◆ Job
Show all lines from the listing below that contain "roads".

◆ Given entries
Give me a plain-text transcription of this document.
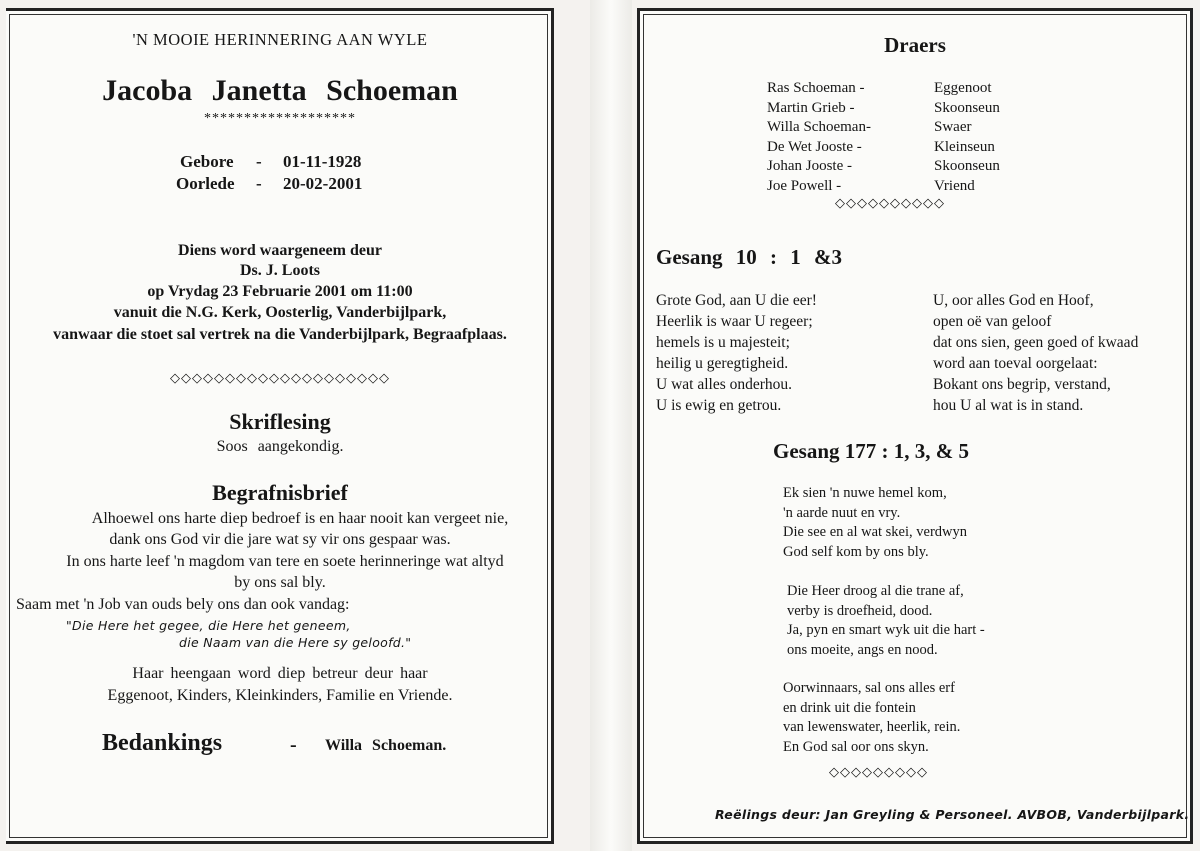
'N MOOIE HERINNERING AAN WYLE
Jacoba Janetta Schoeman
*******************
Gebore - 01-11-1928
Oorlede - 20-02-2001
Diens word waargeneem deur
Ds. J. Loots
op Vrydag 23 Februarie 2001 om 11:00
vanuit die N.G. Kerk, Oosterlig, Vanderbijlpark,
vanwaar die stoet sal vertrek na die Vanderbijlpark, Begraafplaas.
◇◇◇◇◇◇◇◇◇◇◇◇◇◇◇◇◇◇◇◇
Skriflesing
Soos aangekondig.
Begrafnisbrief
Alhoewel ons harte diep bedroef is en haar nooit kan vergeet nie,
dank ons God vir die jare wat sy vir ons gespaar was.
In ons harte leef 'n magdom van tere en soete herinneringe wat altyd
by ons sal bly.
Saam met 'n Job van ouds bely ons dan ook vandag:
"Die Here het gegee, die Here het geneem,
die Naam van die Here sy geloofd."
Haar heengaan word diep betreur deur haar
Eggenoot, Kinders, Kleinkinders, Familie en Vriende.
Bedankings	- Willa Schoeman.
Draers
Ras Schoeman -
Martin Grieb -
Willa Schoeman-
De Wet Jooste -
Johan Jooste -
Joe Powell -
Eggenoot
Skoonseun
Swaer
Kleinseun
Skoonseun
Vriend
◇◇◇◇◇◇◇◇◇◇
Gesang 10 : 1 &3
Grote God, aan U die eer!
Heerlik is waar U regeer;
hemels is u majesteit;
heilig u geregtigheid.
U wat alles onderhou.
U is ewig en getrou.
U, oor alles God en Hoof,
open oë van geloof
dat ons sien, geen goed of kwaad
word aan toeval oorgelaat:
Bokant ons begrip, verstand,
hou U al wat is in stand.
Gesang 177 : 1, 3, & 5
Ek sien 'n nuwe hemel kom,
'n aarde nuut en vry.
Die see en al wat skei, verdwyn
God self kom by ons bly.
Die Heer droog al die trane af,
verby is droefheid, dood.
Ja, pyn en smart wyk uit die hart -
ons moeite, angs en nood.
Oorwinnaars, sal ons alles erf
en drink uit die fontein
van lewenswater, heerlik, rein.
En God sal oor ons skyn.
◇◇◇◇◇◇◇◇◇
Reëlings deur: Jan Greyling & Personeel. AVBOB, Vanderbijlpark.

==

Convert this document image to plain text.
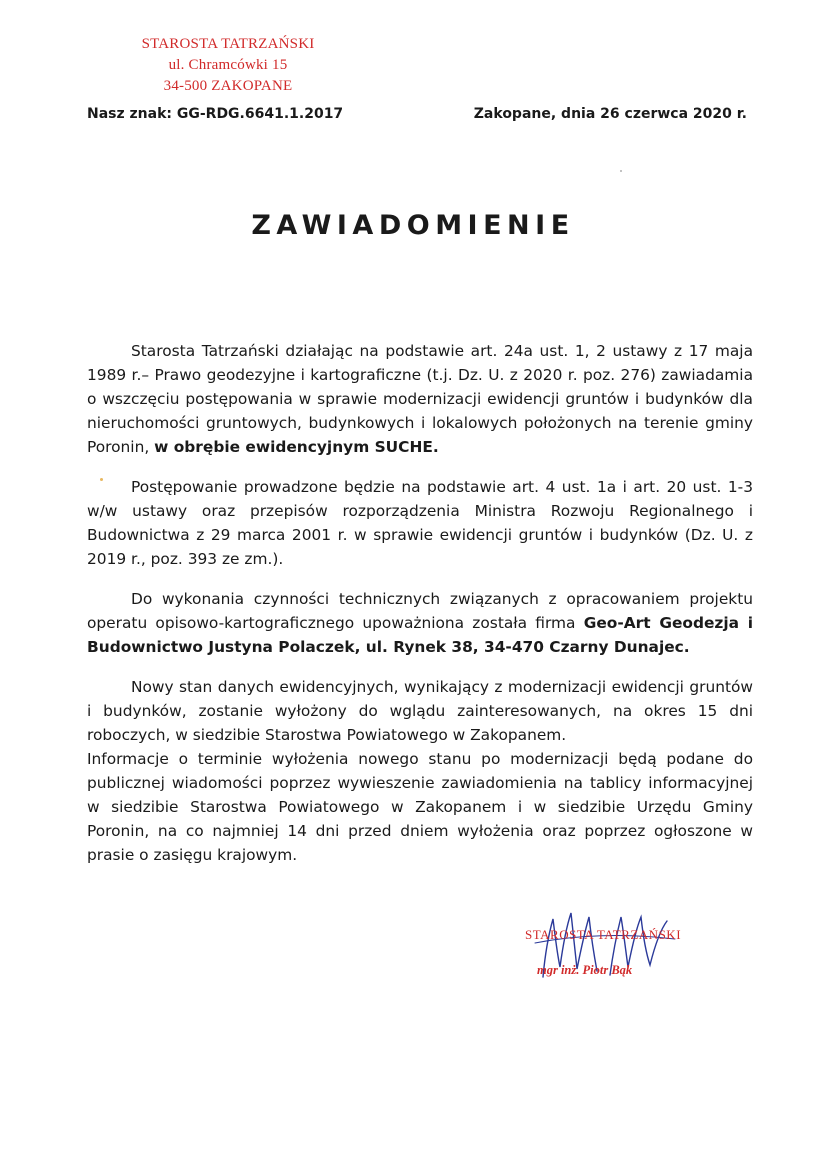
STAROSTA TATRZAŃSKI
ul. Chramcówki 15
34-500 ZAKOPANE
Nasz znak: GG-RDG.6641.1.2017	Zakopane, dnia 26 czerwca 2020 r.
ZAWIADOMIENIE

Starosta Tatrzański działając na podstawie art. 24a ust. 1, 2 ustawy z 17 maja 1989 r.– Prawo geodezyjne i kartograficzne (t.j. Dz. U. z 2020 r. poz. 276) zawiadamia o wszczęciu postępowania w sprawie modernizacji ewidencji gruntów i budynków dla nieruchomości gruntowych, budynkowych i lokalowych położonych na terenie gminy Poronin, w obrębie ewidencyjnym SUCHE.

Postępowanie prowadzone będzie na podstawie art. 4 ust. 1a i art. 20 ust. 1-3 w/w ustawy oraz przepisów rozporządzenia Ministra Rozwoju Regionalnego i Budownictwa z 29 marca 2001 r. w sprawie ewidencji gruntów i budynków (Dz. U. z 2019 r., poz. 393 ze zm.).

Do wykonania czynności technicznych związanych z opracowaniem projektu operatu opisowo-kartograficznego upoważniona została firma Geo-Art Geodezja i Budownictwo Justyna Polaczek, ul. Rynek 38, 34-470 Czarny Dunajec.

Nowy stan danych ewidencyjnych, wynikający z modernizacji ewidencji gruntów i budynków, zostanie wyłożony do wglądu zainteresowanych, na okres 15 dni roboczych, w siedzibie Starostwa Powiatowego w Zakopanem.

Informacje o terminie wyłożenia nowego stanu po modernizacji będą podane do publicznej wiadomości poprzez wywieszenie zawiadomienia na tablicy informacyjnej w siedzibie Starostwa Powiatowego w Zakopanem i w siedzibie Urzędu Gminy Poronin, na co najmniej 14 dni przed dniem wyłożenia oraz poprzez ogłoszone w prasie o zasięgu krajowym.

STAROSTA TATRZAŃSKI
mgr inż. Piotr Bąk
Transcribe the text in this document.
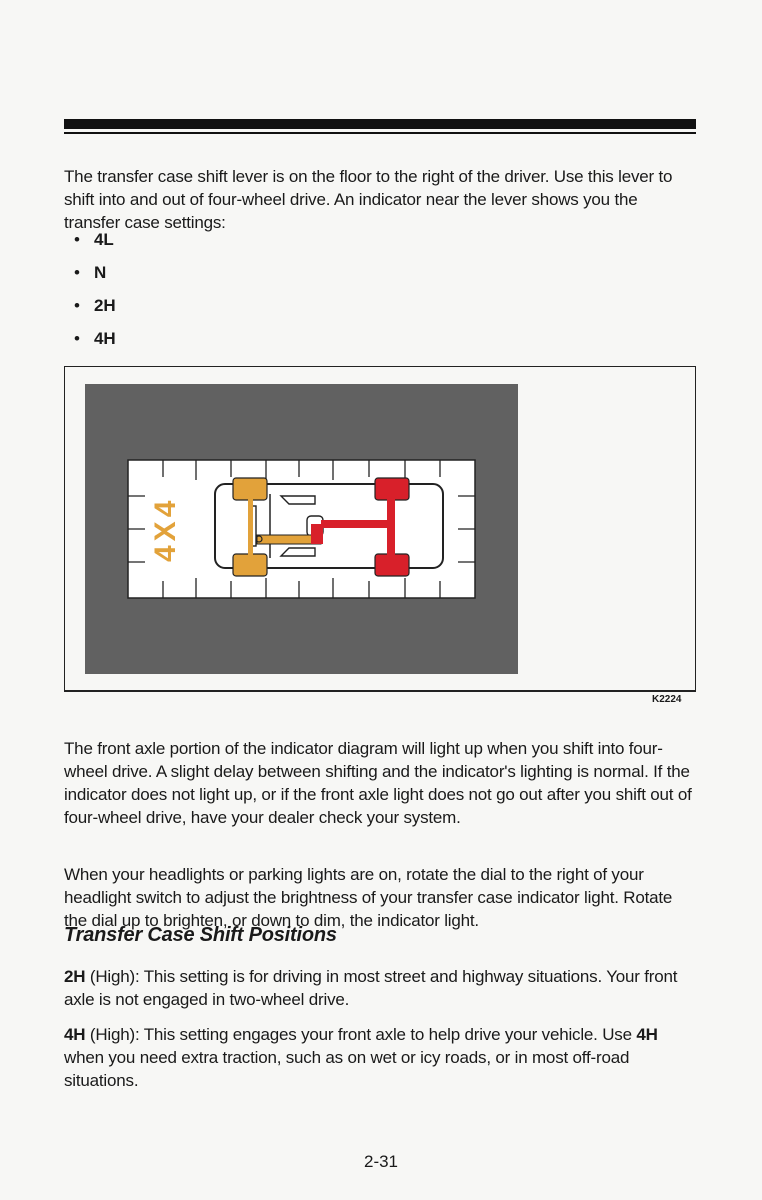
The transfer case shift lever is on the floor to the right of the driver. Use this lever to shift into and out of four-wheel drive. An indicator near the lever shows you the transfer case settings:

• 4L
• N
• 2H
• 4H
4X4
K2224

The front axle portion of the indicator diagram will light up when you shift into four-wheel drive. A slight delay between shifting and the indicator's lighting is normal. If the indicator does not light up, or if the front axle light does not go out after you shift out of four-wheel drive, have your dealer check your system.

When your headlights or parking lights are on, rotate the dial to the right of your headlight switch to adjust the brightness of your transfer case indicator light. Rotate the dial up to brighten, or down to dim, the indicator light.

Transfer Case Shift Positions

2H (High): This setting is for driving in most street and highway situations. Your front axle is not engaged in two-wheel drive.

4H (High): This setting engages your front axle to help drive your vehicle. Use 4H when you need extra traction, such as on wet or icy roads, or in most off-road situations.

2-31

---

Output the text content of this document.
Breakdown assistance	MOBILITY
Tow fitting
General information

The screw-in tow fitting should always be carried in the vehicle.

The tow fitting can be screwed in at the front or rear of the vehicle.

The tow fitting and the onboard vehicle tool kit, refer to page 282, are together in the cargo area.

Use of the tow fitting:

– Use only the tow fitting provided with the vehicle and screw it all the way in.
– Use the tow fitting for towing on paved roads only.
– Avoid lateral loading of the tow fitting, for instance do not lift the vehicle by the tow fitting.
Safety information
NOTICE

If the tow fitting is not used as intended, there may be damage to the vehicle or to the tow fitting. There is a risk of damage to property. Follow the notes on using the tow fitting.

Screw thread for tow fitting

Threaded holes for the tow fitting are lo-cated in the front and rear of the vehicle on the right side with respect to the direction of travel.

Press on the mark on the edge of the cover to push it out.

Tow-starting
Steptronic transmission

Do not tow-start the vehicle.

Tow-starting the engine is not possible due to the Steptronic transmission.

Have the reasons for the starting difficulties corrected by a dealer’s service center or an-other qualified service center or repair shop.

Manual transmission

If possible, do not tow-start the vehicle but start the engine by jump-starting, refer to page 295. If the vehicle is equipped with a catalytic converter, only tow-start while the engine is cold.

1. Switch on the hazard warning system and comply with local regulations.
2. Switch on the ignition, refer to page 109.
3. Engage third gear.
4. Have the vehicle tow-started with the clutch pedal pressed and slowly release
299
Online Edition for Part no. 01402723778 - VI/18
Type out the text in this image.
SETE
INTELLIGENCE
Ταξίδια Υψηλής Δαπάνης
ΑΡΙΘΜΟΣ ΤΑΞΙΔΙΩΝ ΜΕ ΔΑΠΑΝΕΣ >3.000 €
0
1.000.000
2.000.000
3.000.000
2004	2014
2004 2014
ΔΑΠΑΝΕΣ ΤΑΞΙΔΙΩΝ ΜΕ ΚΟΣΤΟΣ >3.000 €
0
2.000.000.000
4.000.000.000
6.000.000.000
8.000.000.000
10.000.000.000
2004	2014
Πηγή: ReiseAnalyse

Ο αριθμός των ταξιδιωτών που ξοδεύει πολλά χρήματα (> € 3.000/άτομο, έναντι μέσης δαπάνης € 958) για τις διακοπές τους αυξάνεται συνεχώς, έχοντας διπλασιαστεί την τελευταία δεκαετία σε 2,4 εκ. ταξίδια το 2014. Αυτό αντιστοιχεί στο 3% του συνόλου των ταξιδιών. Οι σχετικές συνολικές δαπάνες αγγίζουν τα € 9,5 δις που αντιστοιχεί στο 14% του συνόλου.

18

◆ Response to the task
4H (High): This setting engages your front axle to help drive your vehicle. Use 4H when you need extra traction, such as on wet or icy roads, or in most off-road situations.
– Use the tow fitting for towing on paved roads only.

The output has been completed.